Nothing in the records may be left out or altered; reproduce them all exactly.

* BEGIN Records for the task *

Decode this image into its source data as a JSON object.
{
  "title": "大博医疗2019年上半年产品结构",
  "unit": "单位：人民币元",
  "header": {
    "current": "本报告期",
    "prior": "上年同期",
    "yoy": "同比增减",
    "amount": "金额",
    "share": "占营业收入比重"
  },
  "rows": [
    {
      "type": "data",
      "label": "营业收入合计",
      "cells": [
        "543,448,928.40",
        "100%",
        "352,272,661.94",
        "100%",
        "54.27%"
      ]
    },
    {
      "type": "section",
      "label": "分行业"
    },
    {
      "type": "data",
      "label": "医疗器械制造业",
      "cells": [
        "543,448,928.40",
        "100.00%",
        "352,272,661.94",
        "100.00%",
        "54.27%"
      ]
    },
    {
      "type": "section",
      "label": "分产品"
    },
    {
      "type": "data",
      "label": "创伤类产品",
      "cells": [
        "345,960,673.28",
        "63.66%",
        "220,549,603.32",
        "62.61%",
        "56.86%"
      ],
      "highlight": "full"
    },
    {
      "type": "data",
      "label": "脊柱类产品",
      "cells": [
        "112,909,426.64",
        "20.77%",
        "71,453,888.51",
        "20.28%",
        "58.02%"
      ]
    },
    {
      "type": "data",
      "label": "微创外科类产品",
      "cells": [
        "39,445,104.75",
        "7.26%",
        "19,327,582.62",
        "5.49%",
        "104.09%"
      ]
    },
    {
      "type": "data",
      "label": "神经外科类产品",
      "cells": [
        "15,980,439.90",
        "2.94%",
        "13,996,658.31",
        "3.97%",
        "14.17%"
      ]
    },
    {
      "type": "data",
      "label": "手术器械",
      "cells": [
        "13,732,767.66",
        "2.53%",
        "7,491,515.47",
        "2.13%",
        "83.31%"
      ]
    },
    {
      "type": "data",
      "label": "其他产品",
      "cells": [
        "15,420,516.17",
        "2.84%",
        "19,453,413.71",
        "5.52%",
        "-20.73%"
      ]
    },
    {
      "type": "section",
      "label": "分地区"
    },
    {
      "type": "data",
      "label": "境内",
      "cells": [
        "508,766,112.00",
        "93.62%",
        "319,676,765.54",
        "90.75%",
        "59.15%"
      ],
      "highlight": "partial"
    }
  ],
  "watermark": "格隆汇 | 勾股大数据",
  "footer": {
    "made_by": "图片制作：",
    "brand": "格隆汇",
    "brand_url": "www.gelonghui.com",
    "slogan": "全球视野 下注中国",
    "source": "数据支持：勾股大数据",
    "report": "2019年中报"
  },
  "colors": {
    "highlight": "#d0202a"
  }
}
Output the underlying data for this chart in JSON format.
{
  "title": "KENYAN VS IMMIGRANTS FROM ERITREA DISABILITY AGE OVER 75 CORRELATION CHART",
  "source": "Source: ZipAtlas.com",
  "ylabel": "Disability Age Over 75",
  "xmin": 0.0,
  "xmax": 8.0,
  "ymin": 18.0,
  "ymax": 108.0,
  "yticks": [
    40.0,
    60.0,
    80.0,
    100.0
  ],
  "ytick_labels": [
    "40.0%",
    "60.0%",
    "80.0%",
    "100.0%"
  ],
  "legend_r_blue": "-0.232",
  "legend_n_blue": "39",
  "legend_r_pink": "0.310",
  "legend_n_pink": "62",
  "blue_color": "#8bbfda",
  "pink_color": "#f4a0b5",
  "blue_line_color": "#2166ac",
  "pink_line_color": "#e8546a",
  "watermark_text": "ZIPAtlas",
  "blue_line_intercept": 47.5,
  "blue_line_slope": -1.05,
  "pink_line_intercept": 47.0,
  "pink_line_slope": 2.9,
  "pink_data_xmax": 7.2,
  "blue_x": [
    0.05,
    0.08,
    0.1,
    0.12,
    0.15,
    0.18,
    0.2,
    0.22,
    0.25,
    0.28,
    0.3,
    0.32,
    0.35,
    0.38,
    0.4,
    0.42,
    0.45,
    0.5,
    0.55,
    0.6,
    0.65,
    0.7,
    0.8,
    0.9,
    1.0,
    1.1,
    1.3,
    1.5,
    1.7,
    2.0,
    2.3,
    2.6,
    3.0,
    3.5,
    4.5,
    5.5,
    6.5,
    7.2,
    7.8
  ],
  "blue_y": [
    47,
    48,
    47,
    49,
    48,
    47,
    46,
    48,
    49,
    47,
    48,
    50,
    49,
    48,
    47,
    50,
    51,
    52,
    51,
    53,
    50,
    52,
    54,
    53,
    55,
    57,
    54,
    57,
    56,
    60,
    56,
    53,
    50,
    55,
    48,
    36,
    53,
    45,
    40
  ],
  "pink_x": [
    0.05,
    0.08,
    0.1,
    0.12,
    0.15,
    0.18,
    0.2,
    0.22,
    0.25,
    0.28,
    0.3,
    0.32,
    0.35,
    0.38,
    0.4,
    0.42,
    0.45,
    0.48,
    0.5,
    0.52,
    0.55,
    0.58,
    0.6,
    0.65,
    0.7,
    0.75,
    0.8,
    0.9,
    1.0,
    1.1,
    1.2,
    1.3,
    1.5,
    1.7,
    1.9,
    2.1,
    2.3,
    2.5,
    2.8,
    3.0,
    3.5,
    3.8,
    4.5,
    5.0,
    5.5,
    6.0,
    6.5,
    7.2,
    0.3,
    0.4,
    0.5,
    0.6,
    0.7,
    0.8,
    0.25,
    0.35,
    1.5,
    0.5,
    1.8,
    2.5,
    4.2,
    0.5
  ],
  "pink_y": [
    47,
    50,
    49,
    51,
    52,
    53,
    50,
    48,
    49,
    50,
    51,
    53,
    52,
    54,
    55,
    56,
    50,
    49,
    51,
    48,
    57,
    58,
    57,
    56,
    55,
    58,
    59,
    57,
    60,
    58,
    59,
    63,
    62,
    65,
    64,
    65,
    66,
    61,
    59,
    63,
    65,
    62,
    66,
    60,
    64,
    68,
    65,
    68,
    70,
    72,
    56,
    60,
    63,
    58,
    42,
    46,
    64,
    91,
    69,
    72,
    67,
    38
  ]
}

* END Records for the task *

Solution to the problem>
Decode this image into its source data as a JSON object.
{
  "title": "大博医疗2019年上半年产品结构",
  "unit": "单位：人民币元",
  "header": {
    "current": "本报告期",
    "prior": "上年同期",
    "yoy": "同比增减",
    "amount": "金额",
    "share": "占营业收入比重"
  },
  "rows": [
    {
      "type": "data",
      "label": "营业收入合计",
      "cells": [
        "543,448,928.40",
        "100%",
        "352,272,661.94",
        "100%",
        "54.27%"
      ]
    },
    {
      "type": "section",
      "label": "分行业"
    },
    {
      "type": "data",
      "label": "医疗器械制造业",
      "cells": [
        "543,448,928.40",
        "100.00%",
        "352,272,661.94",
        "100.00%",
        "54.27%"
      ]
    },
    {
      "type": "section",
      "label": "分产品"
    },
    {
      "type": "data",
      "label": "创伤类产品",
      "cells": [
        "345,960,673.28",
        "63.66%",
        "220,549,603.32",
        "62.61%",
        "56.86%"
      ],
      "highlight": "full"
    },
    {
      "type": "data",
      "label": "脊柱类产品",
      "cells": [
        "112,909,426.64",
        "20.77%",
        "71,453,888.51",
        "20.28%",
        "58.02%"
      ]
    },
    {
      "type": "data",
      "label": "微创外科类产品",
      "cells": [
        "39,445,104.75",
        "7.26%",
        "19,327,582.62",
        "5.49%",
        "104.09%"
      ]
    },
    {
      "type": "data",
      "label": "神经外科类产品",
      "cells": [
        "15,980,439.90",
        "2.94%",
        "13,996,658.31",
        "3.97%",
        "14.17%"
      ]
    },
    {
      "type": "data",
      "label": "手术器械",
      "cells": [
        "13,732,767.66",
        "2.53%",
        "7,491,515.47",
        "2.13%",
        "83.31%"
      ]
    },
    {
      "type": "data",
      "label": "其他产品",
      "cells": [
        "15,420,516.17",
        "2.84%",
        "19,453,413.71",
        "5.52%",
        "-20.73%"
      ]
    },
    {
      "type": "section",
      "label": "分地区"
    },
    {
      "type": "data",
      "label": "境内",
      "cells": [
        "508,766,112.00",
        "93.62%",
        "319,676,765.54",
        "90.75%",
        "59.15%"
      ],
      "highlight": "partial"
    }
  ],
  "watermark": "格隆汇 | 勾股大数据",
  "footer": {
    "made_by": "图片制作：",
    "brand": "格隆汇",
    "brand_url": "www.gelonghui.com",
    "slogan": "全球视野 下注中国",
    "source": "数据支持：勾股大数据",
    "report": "2019年中报"
  },
  "colors": {
    "highlight": "#d0202a"
  }
}
Output the underlying data for this chart in JSON format.
{
  "title": "KENYAN VS IMMIGRANTS FROM ERITREA DISABILITY AGE OVER 75 CORRELATION CHART",
  "source": "Source: ZipAtlas.com",
  "ylabel": "Disability Age Over 75",
  "xmin": 0.0,
  "xmax": 8.0,
  "ymin": 18.0,
  "ymax": 108.0,
  "yticks": [
    40.0,
    60.0,
    80.0,
    100.0
  ],
  "ytick_labels": [
    "40.0%",
    "60.0%",
    "80.0%",
    "100.0%"
  ],
  "legend_r_blue": "-0.232",
  "legend_n_blue": "39",
  "legend_r_pink": "0.310",
  "legend_n_pink": "62",
  "blue_color": "#8bbfda",
  "pink_color": "#f4a0b5",
  "blue_line_color": "#2166ac",
  "pink_line_color": "#e8546a",
  "watermark_text": "ZIPAtlas",
  "blue_line_intercept": 47.5,
  "blue_line_slope": -1.05,
  "pink_line_intercept": 47.0,
  "pink_line_slope": 2.9,
  "pink_data_xmax": 7.2,
  "blue_x": [
    0.05,
    0.08,
    0.1,
    0.12,
    0.15,
    0.18,
    0.2,
    0.22,
    0.25,
    0.28,
    0.3,
    0.32,
    0.35,
    0.38,
    0.4,
    0.42,
    0.45,
    0.5,
    0.55,
    0.6,
    0.65,
    0.7,
    0.8,
    0.9,
    1.0,
    1.1,
    1.3,
    1.5,
    1.7,
    2.0,
    2.3,
    2.6,
    3.0,
    3.5,
    4.5,
    5.5,
    6.5,
    7.2,
    7.8
  ],
  "blue_y": [
    47,
    48,
    47,
    49,
    48,
    47,
    46,
    48,
    49,
    47,
    48,
    50,
    49,
    48,
    47,
    50,
    51,
    52,
    51,
    53,
    50,
    52,
    54,
    53,
    55,
    57,
    54,
    57,
    56,
    60,
    56,
    53,
    50,
    55,
    48,
    36,
    53,
    45,
    40
  ],
  "pink_x": [
    0.05,
    0.08,
    0.1,
    0.12,
    0.15,
    0.18,
    0.2,
    0.22,
    0.25,
    0.28,
    0.3,
    0.32,
    0.35,
    0.38,
    0.4,
    0.42,
    0.45,
    0.48,
    0.5,
    0.52,
    0.55,
    0.58,
    0.6,
    0.65,
    0.7,
    0.75,
    0.8,
    0.9,
    1.0,
    1.1,
    1.2,
    1.3,
    1.5,
    1.7,
    1.9,
    2.1,
    2.3,
    2.5,
    2.8,
    3.0,
    3.5,
    3.8,
    4.5,
    5.0,
    5.5,
    6.0,
    6.5,
    7.2,
    0.3,
    0.4,
    0.5,
    0.6,
    0.7,
    0.8,
    0.25,
    0.35,
    1.5,
    0.5,
    1.8,
    2.5,
    4.2,
    0.5
  ],
  "pink_y": [
    47,
    50,
    49,
    51,
    52,
    53,
    50,
    48,
    49,
    50,
    51,
    53,
    52,
    54,
    55,
    56,
    50,
    49,
    51,
    48,
    57,
    58,
    57,
    56,
    55,
    58,
    59,
    57,
    60,
    58,
    59,
    63,
    62,
    65,
    64,
    65,
    66,
    61,
    59,
    63,
    65,
    62,
    66,
    60,
    64,
    68,
    65,
    68,
    70,
    72,
    56,
    60,
    63,
    58,
    42,
    46,
    64,
    91,
    69,
    72,
    67,
    38
  ]
}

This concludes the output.